◆ EXERCISE REQUIREMENTS: From the records below, give the number of lines that contain the string "detached", without any other text.

◆ INPUT:

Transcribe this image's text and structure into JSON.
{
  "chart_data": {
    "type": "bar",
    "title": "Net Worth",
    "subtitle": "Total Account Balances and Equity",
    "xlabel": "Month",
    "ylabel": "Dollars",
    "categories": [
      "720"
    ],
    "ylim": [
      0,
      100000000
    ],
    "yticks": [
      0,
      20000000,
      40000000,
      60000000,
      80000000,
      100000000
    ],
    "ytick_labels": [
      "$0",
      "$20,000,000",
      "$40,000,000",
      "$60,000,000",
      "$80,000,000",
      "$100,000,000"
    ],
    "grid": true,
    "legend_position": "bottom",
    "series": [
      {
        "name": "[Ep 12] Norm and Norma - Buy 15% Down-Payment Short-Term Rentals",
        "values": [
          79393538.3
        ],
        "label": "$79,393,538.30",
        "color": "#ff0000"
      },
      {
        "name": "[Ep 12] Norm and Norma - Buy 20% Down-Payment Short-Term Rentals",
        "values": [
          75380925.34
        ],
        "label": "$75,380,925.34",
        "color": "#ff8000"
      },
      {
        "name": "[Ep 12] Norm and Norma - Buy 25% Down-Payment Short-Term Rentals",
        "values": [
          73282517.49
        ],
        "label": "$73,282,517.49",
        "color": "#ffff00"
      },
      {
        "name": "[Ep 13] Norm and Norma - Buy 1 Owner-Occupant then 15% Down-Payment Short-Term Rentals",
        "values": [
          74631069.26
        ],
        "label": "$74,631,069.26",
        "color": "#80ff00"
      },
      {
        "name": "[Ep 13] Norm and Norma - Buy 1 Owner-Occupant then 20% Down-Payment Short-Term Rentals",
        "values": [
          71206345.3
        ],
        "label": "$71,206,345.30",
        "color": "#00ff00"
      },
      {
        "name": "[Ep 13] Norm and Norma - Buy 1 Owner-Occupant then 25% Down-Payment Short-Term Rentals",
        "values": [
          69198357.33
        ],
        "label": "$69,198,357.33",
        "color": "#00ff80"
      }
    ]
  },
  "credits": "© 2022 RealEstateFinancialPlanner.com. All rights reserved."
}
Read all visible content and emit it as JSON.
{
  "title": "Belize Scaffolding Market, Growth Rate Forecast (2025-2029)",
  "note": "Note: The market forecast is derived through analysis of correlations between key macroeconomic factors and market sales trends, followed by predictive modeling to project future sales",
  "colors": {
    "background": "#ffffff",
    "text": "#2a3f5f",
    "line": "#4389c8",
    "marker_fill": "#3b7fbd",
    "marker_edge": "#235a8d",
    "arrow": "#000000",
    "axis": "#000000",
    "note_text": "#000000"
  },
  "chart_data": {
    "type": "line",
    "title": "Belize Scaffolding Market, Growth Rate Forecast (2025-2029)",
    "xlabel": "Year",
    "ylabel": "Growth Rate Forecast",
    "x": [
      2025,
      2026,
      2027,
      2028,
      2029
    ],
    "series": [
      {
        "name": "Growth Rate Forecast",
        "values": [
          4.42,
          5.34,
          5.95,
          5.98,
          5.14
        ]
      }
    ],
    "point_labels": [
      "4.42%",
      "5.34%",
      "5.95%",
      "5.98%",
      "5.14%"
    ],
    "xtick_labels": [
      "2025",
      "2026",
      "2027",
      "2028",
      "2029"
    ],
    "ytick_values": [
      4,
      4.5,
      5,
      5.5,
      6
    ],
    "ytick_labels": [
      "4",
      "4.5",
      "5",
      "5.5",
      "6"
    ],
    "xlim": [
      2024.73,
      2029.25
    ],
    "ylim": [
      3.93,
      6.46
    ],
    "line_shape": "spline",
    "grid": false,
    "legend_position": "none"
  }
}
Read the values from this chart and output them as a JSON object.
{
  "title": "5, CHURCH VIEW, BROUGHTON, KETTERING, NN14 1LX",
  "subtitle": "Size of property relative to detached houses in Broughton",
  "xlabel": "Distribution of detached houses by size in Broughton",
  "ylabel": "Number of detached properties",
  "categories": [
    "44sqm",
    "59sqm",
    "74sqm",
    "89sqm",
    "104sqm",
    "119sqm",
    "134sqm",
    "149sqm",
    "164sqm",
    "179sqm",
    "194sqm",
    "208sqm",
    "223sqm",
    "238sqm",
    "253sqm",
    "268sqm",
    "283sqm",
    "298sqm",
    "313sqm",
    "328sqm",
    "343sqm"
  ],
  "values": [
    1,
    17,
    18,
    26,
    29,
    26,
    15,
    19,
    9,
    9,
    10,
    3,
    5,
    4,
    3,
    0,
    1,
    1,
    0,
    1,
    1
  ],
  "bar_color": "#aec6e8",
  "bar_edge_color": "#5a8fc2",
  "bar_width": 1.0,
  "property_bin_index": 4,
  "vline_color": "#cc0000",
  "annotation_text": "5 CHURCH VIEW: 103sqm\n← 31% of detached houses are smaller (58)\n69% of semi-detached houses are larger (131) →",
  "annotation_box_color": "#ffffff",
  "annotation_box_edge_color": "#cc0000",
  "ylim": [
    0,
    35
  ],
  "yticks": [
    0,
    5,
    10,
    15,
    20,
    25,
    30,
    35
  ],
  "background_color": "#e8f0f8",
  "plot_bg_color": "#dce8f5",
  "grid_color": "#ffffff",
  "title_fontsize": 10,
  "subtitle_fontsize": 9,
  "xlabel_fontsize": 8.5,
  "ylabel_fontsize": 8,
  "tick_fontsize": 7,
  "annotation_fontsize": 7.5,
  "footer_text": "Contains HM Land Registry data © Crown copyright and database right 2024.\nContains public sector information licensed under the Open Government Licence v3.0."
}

◆ WRITTEN ANSWER: 4